▶ **Work order**
Scan the lines below for the string "muss" and copy every one that has it.

▶ **Records of document pages and text**
——
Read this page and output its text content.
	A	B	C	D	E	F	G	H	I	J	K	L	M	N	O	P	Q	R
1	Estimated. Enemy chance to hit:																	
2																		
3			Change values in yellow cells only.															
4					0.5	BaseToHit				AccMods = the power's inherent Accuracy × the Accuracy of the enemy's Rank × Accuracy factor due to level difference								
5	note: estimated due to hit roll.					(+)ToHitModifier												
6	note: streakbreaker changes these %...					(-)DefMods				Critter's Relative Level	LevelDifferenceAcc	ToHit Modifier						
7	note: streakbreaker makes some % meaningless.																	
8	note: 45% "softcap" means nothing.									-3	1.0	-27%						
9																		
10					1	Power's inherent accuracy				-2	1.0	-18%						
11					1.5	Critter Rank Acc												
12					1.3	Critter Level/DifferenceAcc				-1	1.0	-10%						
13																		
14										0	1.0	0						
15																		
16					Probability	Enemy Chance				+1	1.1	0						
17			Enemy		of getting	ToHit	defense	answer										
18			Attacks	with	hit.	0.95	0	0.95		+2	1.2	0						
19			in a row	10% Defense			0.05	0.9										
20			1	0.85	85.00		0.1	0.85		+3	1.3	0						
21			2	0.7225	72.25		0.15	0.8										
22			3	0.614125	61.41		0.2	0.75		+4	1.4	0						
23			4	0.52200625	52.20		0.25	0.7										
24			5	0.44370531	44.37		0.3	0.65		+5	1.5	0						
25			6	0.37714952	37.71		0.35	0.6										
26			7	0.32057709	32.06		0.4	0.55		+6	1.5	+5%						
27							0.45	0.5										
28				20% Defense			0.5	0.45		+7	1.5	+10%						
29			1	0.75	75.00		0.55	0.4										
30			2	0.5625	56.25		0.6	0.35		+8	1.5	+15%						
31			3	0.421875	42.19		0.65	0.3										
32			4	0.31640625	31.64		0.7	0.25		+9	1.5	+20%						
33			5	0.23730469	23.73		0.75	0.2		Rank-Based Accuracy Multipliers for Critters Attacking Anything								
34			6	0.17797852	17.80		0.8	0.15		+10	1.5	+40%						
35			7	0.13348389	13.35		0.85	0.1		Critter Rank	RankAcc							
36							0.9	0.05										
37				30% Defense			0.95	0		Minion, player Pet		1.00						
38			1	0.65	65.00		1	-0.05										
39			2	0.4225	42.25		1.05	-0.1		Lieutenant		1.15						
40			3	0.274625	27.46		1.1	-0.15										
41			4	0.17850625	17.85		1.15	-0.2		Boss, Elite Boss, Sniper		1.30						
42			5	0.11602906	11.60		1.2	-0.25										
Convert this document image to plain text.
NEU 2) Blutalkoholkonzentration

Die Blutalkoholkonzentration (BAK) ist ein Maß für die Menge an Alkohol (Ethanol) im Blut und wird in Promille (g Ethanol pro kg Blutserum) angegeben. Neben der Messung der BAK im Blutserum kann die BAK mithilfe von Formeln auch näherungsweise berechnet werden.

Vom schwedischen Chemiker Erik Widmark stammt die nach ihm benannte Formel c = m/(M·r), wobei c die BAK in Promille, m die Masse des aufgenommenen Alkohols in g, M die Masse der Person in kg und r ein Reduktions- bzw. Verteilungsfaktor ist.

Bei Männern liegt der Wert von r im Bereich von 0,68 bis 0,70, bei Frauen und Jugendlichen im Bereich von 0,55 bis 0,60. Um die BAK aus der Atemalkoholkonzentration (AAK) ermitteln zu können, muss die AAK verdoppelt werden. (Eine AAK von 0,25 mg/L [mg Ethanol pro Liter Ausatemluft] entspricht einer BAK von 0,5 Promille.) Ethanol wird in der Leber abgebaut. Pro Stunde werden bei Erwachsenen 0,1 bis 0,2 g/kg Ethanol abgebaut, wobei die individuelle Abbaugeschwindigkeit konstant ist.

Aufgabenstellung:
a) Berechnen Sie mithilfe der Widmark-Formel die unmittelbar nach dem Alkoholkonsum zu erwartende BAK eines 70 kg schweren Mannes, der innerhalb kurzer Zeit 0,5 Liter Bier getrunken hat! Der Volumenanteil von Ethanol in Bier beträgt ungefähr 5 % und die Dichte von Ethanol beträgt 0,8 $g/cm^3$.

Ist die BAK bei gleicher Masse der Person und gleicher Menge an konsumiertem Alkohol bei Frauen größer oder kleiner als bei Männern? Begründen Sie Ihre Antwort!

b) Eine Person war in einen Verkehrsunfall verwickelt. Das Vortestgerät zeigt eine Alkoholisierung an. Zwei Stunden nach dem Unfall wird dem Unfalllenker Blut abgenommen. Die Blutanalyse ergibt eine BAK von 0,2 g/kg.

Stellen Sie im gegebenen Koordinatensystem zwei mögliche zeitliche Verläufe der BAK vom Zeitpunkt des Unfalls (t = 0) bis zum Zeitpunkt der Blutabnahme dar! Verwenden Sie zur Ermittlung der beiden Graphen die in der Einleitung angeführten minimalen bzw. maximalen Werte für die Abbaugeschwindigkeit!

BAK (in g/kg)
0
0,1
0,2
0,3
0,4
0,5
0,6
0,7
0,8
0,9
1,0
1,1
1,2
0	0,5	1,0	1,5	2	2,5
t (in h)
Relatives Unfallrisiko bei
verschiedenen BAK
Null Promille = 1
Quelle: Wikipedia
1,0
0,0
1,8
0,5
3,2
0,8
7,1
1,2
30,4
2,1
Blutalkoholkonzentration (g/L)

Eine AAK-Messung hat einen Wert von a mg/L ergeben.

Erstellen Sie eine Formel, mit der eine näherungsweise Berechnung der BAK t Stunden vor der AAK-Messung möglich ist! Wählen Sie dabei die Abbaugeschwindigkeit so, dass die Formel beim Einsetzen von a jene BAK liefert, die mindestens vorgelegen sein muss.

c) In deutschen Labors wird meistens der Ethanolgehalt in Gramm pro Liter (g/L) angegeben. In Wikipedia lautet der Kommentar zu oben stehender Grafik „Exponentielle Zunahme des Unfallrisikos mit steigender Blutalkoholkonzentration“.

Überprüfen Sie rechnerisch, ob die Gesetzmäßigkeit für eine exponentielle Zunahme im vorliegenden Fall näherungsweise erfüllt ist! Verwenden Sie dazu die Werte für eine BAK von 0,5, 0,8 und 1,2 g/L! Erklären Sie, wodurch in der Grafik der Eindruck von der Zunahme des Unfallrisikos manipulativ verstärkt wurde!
——
▶ **Finished exercise**
Bei Männern liegt der Wert von r im Bereich von 0,68 bis 0,70, bei Frauen und Jugendlichen im Bereich von 0,55 bis 0,60. Um die BAK aus der Atemalkoholkonzentration (AAK) ermitteln zu können, muss die AAK verdoppelt werden. (Eine AAK von 0,25 mg/L [mg Ethanol pro Liter Ausatemluft] entspricht einer BAK von 0,5 Promille.) Ethanol wird in der Leber abgebaut. Pro Stunde werden bei Erwachsenen 0,1 bis 0,2 g/kg Ethanol abgebaut, wobei die individuelle Abbaugeschwindigkeit konstant ist.
Erstellen Sie eine Formel, mit der eine näherungsweise Berechnung der BAK t Stunden vor der AAK-Messung möglich ist! Wählen Sie dabei die Abbaugeschwindigkeit so, dass die Formel beim Einsetzen von a jene BAK liefert, die mindestens vorgelegen sein muss.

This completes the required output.